**DATASET:**
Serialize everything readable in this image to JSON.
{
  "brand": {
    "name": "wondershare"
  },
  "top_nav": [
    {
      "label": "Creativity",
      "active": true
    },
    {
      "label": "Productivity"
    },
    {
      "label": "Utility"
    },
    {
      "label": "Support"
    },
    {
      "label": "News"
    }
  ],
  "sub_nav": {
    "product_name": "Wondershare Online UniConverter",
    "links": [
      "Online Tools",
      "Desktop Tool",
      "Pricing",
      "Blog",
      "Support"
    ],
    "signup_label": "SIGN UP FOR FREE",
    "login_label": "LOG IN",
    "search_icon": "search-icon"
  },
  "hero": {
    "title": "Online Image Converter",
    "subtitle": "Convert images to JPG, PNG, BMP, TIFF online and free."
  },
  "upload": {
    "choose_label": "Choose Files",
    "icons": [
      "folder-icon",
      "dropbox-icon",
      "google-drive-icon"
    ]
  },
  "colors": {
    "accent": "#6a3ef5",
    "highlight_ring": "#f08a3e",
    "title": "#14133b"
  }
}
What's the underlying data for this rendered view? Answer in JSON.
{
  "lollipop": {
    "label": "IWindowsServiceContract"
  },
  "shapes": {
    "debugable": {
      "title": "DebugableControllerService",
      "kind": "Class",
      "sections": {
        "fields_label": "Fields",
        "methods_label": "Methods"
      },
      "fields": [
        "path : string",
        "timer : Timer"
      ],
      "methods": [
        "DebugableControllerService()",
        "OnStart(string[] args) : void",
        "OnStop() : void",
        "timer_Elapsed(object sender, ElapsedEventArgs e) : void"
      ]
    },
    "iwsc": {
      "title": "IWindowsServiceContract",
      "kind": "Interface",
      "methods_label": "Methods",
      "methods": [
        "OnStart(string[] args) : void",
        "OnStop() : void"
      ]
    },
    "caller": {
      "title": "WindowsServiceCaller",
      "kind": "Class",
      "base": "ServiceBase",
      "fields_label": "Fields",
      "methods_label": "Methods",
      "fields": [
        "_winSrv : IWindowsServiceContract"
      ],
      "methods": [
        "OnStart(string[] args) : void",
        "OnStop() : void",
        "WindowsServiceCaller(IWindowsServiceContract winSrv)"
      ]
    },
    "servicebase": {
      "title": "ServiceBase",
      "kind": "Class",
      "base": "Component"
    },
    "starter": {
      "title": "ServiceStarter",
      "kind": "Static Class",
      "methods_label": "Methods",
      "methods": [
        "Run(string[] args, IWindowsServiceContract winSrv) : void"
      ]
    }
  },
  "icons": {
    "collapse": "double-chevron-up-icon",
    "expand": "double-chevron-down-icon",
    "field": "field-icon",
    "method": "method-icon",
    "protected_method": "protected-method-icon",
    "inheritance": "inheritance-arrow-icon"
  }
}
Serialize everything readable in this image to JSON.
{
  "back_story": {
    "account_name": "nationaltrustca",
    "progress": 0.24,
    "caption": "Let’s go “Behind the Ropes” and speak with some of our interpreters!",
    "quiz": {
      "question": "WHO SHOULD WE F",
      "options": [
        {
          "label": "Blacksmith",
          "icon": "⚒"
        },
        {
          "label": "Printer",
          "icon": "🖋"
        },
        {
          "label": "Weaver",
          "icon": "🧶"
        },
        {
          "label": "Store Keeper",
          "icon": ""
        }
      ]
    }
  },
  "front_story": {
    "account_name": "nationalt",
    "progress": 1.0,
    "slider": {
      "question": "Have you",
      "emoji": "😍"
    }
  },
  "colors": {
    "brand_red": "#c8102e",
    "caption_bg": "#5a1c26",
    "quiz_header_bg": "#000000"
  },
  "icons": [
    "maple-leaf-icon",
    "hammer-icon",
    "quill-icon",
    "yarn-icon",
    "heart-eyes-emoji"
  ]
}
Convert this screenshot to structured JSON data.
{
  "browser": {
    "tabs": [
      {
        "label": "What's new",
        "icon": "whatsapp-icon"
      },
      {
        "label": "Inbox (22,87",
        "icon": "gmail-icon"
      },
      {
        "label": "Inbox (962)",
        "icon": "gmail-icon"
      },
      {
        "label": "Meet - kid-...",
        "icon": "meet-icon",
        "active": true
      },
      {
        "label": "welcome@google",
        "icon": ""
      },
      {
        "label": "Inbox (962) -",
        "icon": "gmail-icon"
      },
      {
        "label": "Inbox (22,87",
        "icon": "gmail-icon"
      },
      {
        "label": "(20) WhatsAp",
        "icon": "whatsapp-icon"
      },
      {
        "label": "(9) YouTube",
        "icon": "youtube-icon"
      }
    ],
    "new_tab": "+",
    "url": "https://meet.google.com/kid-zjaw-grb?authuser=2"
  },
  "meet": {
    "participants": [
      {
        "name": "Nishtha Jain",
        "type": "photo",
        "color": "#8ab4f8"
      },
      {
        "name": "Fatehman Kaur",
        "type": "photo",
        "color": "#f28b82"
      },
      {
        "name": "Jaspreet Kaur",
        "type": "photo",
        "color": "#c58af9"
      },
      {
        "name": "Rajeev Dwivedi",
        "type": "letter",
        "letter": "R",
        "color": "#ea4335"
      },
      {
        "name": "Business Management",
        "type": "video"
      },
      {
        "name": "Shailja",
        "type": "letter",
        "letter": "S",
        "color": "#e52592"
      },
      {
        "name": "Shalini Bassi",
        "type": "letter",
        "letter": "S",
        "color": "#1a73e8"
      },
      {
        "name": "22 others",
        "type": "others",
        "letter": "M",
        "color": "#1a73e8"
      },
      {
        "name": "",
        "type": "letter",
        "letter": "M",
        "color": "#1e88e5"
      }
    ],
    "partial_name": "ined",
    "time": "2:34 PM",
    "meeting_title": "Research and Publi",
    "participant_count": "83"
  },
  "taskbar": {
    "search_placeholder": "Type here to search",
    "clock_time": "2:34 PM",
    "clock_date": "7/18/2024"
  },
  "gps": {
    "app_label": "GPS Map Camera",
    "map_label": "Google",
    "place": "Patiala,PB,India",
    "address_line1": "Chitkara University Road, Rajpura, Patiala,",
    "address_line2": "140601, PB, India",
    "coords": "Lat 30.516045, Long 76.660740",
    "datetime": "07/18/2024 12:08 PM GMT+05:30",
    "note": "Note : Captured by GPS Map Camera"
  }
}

**DESCRIPTION OF THE TASK:**
Look through the entries above and list every line containing "this".

**PROBLEM SOLUTION:**
Serialize everything readable in this image to JSON.
What's the underlying data for this rendered view? Answer in JSON.
Serialize everything readable in this image to JSON.
Convert this screenshot to structured JSON data.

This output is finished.